• **Exercise**
The records are to be restated in their entirety, word for word.
## start Rows
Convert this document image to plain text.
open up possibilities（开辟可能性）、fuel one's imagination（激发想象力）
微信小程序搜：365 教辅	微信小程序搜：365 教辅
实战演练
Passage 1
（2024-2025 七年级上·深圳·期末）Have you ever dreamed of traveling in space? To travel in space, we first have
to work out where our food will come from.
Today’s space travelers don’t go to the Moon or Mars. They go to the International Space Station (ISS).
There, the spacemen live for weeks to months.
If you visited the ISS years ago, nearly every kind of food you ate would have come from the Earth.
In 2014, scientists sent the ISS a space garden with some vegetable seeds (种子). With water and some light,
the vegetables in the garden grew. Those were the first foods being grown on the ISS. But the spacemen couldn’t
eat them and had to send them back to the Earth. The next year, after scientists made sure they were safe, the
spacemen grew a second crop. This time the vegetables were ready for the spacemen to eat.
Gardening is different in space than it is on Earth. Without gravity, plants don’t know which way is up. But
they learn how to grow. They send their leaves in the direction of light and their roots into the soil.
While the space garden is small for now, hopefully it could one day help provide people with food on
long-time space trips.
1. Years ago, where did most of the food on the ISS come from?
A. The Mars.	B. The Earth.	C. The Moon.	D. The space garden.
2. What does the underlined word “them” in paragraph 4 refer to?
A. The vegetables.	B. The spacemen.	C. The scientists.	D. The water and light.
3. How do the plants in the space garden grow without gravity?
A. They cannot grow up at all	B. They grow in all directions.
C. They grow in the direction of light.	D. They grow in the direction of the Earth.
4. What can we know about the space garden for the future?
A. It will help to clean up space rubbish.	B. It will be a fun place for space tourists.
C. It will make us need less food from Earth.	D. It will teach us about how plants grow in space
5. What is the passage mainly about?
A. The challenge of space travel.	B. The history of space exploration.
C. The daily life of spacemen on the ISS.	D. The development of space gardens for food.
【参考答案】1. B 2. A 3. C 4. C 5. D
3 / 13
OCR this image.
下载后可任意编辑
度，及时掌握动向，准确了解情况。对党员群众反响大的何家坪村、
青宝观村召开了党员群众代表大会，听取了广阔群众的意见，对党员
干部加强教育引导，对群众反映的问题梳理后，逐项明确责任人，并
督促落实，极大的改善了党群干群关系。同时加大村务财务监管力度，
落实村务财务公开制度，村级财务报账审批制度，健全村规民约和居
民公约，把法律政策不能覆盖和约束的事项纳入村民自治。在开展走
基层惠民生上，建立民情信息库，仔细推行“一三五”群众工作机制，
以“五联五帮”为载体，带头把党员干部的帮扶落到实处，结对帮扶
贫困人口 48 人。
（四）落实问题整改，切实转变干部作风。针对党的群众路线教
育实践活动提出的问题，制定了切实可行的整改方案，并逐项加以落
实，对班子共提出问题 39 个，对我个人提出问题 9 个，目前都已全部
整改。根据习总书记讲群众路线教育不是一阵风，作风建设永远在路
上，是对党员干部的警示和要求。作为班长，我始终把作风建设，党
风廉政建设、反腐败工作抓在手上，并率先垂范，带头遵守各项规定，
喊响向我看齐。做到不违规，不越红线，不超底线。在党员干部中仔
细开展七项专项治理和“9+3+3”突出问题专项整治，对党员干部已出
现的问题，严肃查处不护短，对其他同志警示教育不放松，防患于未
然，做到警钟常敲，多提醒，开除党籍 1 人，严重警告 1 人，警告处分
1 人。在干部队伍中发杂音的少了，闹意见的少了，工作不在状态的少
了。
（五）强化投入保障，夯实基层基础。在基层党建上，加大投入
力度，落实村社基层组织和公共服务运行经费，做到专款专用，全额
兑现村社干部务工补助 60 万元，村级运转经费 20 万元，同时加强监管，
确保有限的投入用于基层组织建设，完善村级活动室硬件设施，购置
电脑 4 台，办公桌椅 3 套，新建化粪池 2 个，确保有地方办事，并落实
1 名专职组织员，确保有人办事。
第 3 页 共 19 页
## end Rows
• **Solution for this exercise**
Convert this document image to plain text.
open up possibilities（开辟可能性）、fuel one's imagination（激发想象力）
微信小程序搜：365 教辅	微信小程序搜：365 教辅
实战演练
Passage 1
（2024-2025 七年级上·深圳·期末）Have you ever dreamed of traveling in space? To travel in space, we first have
to work out where our food will come from.
Today’s space travelers don’t go to the Moon or Mars. They go to the International Space Station (ISS).
There, the spacemen live for weeks to months.
If you visited the ISS years ago, nearly every kind of food you ate would have come from the Earth.
In 2014, scientists sent the ISS a space garden with some vegetable seeds (种子). With water and some light,
the vegetables in the garden grew. Those were the first foods being grown on the ISS. But the spacemen couldn’t
eat them and had to send them back to the Earth. The next year, after scientists made sure they were safe, the
spacemen grew a second crop. This time the vegetables were ready for the spacemen to eat.
Gardening is different in space than it is on Earth. Without gravity, plants don’t know which way is up. But
they learn how to grow. They send their leaves in the direction of light and their roots into the soil.
While the space garden is small for now, hopefully it could one day help provide people with food on
long-time space trips.
1. Years ago, where did most of the food on the ISS come from?
A. The Mars.	B. The Earth.	C. The Moon.	D. The space garden.
2. What does the underlined word “them” in paragraph 4 refer to?
A. The vegetables.	B. The spacemen.	C. The scientists.	D. The water and light.
3. How do the plants in the space garden grow without gravity?
A. They cannot grow up at all	B. They grow in all directions.
C. They grow in the direction of light.	D. They grow in the direction of the Earth.
4. What can we know about the space garden for the future?
A. It will help to clean up space rubbish.	B. It will be a fun place for space tourists.
C. It will make us need less food from Earth.	D. It will teach us about how plants grow in space
5. What is the passage mainly about?
A. The challenge of space travel.	B. The history of space exploration.
C. The daily life of spacemen on the ISS.	D. The development of space gardens for food.
【参考答案】1. B 2. A 3. C 4. C 5. D
3 / 13
OCR this image.
下载后可任意编辑
度，及时掌握动向，准确了解情况。对党员群众反响大的何家坪村、
青宝观村召开了党员群众代表大会，听取了广阔群众的意见，对党员
干部加强教育引导，对群众反映的问题梳理后，逐项明确责任人，并
督促落实，极大的改善了党群干群关系。同时加大村务财务监管力度，
落实村务财务公开制度，村级财务报账审批制度，健全村规民约和居
民公约，把法律政策不能覆盖和约束的事项纳入村民自治。在开展走
基层惠民生上，建立民情信息库，仔细推行“一三五”群众工作机制，
以“五联五帮”为载体，带头把党员干部的帮扶落到实处，结对帮扶
贫困人口 48 人。
（四）落实问题整改，切实转变干部作风。针对党的群众路线教
育实践活动提出的问题，制定了切实可行的整改方案，并逐项加以落
实，对班子共提出问题 39 个，对我个人提出问题 9 个，目前都已全部
整改。根据习总书记讲群众路线教育不是一阵风，作风建设永远在路
上，是对党员干部的警示和要求。作为班长，我始终把作风建设，党
风廉政建设、反腐败工作抓在手上，并率先垂范，带头遵守各项规定，
喊响向我看齐。做到不违规，不越红线，不超底线。在党员干部中仔
细开展七项专项治理和“9+3+3”突出问题专项整治，对党员干部已出
现的问题，严肃查处不护短，对其他同志警示教育不放松，防患于未
然，做到警钟常敲，多提醒，开除党籍 1 人，严重警告 1 人，警告处分
1 人。在干部队伍中发杂音的少了，闹意见的少了，工作不在状态的少
了。
（五）强化投入保障，夯实基层基础。在基层党建上，加大投入
力度，落实村社基层组织和公共服务运行经费，做到专款专用，全额
兑现村社干部务工补助 60 万元，村级运转经费 20 万元，同时加强监管，
确保有限的投入用于基层组织建设，完善村级活动室硬件设施，购置
电脑 4 台，办公桌椅 3 套，新建化粪池 2 个，确保有地方办事，并落实
1 名专职组织员，确保有人办事。
第 3 页 共 19 页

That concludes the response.